Playboy paid for the Mansion's operating expenses (including depreciation and taxes), which were $3.6 million in 2002, $2.3 million in 2003, and $3.0 million in 2004, net of rent received from Hefner.

== Charity events ==
The Playboy Mansion has hosted charity events, including Karma Foundation, the Celebrity Poker Tournament, a fundraising party for the Marijuana Policy Project, and an event to benefit research into autism.

== 2011 bacterial outbreak ==
In February 2011, 123 people complained of fever and respiratory illness after attending a DomainFest Global conference event held at the Playboy Mansion. After an investigation in response to the reported illnesses of the DomainFest attendees, epidemiologists from the Los Angeles County Department of Public Health disclosed their findings at a Centers for Disease Control conference. The disease outbreak was traced to a hot tub in the mansion's famed grotto, where they found Legionella pneumophila, which causes Legionnaires' disease.

== Abuse allegations ==
The 2022 A&E documentary series Secrets of Playboy featured interviews with former Playboy employees who alleged numerous acts of sexual and drug abuse took place at the mansion during Hefner's lifetime. Before the first episode of the documentary series aired on January 24, 2022, Playboy released a statement which dissociated itself from Hefner. On June 21, 2022, a California civil trial jury found that comedian Bill Cosby sexually assaulted 16-year-old Judith Huth at the Playboy Mansion in 1975.

--------------------------------------------------

**Using the information:**
A. Answer these about the Playboy Mansion text:
(i) How much were the Mansion's operating expenses in 2003?
(ii) How many people complained of fever and respiratory illness after the February 2011 DomainFest Global event?
(iii) When did the first episode of Secrets of Playboy air?
B. Extend the Playboy Mansion text past its last sentence.

--------------------------------------------------

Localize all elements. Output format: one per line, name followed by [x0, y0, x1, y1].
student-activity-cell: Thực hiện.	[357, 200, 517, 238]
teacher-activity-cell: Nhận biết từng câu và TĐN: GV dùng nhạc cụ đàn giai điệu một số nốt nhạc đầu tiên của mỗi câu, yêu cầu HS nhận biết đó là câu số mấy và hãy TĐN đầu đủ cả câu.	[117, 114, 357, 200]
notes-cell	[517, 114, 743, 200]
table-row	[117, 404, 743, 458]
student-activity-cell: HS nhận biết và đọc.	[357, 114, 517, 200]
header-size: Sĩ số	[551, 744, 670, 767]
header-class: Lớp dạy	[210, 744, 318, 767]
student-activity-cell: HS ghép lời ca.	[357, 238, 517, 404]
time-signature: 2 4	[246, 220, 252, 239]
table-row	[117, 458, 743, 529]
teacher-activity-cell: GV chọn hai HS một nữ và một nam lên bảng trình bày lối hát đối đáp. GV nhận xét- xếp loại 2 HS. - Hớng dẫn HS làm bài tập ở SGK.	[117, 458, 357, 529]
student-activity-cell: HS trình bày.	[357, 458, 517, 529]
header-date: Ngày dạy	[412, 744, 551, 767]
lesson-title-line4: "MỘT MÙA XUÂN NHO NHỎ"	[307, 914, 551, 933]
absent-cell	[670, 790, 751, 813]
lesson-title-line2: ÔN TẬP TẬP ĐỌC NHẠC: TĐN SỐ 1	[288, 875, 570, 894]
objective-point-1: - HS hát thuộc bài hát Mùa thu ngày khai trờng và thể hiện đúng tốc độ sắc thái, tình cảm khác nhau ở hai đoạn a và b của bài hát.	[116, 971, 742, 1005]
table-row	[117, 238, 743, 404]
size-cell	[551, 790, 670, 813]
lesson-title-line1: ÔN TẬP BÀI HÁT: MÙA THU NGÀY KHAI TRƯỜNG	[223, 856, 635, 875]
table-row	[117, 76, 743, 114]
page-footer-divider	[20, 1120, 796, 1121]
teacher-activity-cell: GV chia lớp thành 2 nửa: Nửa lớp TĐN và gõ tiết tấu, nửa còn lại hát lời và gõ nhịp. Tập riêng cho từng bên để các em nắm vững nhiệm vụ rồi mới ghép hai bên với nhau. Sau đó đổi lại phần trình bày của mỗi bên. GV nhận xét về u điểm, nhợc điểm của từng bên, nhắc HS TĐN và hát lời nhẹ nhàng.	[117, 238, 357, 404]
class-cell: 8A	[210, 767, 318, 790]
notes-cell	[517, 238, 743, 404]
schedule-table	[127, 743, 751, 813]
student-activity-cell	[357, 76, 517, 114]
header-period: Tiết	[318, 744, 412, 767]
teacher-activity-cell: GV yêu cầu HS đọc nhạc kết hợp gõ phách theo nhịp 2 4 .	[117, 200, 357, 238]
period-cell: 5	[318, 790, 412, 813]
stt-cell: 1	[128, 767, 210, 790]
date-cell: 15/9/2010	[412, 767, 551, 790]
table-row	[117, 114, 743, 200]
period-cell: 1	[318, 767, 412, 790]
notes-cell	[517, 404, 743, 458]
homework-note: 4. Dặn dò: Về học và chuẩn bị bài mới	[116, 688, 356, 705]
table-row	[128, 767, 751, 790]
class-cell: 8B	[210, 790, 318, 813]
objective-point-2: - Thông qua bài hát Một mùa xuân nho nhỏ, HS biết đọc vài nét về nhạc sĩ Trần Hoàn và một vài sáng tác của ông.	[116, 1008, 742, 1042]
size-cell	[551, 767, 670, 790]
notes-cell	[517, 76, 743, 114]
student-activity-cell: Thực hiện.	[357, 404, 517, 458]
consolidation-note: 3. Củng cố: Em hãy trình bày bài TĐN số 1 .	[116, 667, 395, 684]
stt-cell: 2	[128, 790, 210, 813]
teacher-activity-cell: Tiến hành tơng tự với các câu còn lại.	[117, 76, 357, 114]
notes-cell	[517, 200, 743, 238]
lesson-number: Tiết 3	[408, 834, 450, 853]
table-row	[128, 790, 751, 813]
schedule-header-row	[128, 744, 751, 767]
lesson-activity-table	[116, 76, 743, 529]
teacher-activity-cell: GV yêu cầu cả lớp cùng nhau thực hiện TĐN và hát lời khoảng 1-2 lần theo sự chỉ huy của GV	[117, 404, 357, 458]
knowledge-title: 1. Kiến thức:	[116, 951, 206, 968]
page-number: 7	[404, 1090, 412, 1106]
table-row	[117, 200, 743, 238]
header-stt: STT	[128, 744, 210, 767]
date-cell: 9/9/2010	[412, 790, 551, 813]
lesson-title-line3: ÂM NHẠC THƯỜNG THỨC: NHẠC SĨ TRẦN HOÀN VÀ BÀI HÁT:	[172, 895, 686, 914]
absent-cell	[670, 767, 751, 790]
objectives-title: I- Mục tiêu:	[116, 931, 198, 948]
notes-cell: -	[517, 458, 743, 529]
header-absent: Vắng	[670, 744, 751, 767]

--------------------------------------------------

**Results in order:**
A.
(i) $2.3 million
(ii) 123
(iii) January 24, 2022

B.
In response to Sondra Theodore's later claim that Hefner manipulated her into an orgy and hosted prostitution sex parties known as "Pig Nights" during the time she lived at the Playboy Mansion, a spokesperson for Playboy issued a statement to Fox News Digital in August 2022 saying that "Today's Playboy is not Hugh Hefner's Playboy," and that "We trust and validate these women and their stories, and we strongly support those individuals who have come forward to share their experiences. As a brand with sex positivity at its core, we believe safety, security and accountability are paramount." Soon afterwards, renowned Playmate Jenny McCarthy, who was affiliated with Playboy in later time in 1993 and 1994, claimed to Fox News that she did not experience the claims described in Secrets of Playboy and that the mansion had become "almost like Catholic school" by the time she was living there, but also did not speak out against the claims made by the Secrets Of Playboy accusers, stating "I think I went in there in a window of time that was kind of safe, but hearing some of these girls' stories was really rough."

In 2024, Hefner's widow Crystal would publish a memoir backing allegations that the Mansion was an environment of sexual abuse, and also describing it as a place where she felt "imprisoned." Crystal also told The Guardian that "Hef was on the extreme side of narcissism" and "I had to play mind games to survive."